[Collected data]
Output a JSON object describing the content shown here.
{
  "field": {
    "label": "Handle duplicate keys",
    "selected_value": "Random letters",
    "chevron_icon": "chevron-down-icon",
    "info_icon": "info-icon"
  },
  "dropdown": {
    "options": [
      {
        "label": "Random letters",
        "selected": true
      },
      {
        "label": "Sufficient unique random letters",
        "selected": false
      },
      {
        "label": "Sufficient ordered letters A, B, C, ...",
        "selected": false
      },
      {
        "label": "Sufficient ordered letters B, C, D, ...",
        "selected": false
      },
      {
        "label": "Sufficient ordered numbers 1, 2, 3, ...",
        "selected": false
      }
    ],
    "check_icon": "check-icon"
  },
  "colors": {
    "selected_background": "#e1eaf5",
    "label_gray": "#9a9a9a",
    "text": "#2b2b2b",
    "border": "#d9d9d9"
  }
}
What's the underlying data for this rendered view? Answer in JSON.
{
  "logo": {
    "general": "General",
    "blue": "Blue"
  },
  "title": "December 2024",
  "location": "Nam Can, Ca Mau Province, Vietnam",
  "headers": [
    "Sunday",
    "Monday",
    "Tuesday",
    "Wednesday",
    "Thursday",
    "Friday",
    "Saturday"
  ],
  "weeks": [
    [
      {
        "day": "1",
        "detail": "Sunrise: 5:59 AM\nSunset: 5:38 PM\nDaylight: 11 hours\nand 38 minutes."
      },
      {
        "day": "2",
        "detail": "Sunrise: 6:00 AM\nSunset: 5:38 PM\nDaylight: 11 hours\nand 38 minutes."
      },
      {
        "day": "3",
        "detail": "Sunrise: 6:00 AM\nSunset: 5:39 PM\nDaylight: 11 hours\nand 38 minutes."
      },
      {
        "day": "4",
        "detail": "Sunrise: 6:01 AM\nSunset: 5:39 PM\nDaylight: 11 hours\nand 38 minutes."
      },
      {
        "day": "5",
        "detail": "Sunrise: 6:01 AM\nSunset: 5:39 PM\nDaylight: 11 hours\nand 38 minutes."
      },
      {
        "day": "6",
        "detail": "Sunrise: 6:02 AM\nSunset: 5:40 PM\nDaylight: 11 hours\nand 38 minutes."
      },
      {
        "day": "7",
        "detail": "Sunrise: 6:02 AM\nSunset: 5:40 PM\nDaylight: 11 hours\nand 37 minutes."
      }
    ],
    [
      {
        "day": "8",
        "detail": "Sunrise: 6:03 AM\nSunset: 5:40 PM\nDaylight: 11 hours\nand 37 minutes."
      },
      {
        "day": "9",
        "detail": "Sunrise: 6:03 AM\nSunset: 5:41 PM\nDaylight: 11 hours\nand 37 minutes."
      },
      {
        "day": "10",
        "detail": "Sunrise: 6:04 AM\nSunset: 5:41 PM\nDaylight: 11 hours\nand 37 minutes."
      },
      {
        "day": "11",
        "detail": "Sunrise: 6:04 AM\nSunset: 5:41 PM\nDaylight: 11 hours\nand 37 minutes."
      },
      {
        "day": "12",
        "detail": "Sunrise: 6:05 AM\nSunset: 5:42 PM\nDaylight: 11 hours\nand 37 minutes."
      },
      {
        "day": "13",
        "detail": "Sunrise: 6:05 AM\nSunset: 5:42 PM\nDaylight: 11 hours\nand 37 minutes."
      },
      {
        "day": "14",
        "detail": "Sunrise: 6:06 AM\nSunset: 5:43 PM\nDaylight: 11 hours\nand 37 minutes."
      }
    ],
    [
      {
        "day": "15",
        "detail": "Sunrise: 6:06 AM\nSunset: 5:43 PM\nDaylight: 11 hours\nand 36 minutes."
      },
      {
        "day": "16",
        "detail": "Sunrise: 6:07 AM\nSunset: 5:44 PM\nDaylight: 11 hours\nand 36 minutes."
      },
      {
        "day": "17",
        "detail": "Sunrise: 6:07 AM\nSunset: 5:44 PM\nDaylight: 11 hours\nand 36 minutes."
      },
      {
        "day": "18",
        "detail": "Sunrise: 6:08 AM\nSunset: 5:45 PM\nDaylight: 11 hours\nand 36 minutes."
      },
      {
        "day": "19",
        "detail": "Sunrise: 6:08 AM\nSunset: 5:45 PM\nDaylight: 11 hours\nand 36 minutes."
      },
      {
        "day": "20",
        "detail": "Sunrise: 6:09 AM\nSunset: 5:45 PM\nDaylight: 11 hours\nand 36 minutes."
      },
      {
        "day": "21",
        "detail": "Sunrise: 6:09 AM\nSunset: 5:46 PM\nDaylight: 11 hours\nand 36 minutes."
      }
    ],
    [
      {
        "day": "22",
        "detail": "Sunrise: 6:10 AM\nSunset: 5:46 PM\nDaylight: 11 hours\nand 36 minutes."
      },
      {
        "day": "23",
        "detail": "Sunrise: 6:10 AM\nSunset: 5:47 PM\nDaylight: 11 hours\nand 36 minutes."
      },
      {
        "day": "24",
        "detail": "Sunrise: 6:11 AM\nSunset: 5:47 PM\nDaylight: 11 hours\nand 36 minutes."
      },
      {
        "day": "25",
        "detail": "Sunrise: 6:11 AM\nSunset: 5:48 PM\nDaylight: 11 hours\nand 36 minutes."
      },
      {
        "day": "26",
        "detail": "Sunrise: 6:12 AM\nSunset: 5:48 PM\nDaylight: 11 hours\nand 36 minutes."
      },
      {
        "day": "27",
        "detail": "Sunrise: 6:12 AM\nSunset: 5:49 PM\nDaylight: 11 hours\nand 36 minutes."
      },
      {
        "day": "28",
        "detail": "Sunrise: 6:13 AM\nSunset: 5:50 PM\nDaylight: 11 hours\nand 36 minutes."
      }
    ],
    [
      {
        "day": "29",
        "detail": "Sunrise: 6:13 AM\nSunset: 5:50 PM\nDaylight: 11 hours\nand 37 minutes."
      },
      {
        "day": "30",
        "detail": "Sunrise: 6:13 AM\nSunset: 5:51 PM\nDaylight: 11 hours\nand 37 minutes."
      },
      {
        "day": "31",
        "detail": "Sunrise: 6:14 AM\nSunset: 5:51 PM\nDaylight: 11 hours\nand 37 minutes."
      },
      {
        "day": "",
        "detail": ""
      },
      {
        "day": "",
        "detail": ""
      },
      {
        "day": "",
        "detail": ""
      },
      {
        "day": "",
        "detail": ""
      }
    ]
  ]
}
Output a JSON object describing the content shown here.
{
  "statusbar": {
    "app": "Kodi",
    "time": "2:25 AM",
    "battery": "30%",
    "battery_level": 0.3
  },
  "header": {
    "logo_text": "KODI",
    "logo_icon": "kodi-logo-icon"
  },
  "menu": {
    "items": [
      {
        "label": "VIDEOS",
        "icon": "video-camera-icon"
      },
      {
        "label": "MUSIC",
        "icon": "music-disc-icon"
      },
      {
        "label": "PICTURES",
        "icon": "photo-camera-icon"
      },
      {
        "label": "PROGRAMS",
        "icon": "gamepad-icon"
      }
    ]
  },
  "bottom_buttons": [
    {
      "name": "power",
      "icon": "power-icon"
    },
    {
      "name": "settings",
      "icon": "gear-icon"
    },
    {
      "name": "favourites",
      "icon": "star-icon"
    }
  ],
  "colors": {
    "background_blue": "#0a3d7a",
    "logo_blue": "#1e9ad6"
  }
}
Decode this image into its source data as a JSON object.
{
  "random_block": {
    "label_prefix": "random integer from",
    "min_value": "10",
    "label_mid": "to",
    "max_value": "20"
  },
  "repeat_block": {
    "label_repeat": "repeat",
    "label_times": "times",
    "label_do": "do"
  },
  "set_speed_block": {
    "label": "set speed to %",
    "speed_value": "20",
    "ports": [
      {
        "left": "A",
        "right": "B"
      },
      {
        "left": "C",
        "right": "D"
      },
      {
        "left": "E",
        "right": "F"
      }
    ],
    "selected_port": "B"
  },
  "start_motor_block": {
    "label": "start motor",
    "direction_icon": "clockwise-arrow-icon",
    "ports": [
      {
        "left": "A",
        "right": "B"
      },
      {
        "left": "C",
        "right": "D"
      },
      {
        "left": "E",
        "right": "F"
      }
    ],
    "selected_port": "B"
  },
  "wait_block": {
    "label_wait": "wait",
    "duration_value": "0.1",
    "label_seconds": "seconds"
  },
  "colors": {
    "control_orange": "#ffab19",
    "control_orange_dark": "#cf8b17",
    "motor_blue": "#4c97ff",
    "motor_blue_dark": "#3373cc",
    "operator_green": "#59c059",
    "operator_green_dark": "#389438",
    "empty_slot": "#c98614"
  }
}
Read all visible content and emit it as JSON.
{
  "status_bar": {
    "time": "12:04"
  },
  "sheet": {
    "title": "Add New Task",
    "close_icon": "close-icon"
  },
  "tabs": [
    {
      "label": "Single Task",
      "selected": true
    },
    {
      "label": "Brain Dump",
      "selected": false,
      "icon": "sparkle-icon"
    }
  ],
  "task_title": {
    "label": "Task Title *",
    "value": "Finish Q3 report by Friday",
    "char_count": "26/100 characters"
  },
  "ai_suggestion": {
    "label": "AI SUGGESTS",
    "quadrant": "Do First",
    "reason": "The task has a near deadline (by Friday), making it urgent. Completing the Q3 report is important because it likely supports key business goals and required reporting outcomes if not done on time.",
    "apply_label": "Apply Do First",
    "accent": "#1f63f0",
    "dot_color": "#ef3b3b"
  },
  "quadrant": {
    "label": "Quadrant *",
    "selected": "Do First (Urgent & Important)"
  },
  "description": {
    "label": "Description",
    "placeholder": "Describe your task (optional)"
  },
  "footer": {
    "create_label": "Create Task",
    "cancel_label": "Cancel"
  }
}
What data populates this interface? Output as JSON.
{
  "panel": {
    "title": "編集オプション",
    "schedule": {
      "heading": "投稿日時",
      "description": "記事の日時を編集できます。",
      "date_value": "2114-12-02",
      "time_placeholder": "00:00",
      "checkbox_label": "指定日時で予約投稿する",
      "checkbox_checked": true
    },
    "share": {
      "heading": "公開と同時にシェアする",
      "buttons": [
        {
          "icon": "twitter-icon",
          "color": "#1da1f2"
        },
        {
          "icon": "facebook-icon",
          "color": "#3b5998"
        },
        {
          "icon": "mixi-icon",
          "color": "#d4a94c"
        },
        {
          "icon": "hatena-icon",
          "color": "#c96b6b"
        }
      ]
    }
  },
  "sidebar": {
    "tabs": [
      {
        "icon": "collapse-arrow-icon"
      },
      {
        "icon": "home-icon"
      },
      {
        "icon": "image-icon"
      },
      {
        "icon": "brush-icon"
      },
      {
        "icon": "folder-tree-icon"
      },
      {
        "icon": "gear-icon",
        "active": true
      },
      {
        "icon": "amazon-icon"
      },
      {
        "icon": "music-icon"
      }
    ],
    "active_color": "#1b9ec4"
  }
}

◆ What this task involves:
Would you give again, word for word, every line from the one with "What data populates" through the final line of the listing above?

◆ Full answer:
What data populates this interface? Output as JSON.
{
  "panel": {
    "title": "編集オプション",
    "schedule": {
      "heading": "投稿日時",
      "description": "記事の日時を編集できます。",
      "date_value": "2114-12-02",
      "time_placeholder": "00:00",
      "checkbox_label": "指定日時で予約投稿する",
      "checkbox_checked": true
    },
    "share": {
      "heading": "公開と同時にシェアする",
      "buttons": [
        {
          "icon": "twitter-icon",
          "color": "#1da1f2"
        },
        {
          "icon": "facebook-icon",
          "color": "#3b5998"
        },
        {
          "icon": "mixi-icon",
          "color": "#d4a94c"
        },
        {
          "icon": "hatena-icon",
          "color": "#c96b6b"
        }
      ]
    }
  },
  "sidebar": {
    "tabs": [
      {
        "icon": "collapse-arrow-icon"
      },
      {
        "icon": "home-icon"
      },
      {
        "icon": "image-icon"
      },
      {
        "icon": "brush-icon"
      },
      {
        "icon": "folder-tree-icon"
      },
      {
        "icon": "gear-icon",
        "active": true
      },
      {
        "icon": "amazon-icon"
      },
      {
        "icon": "music-icon"
      }
    ],
    "active_color": "#1b9ec4"
  }
}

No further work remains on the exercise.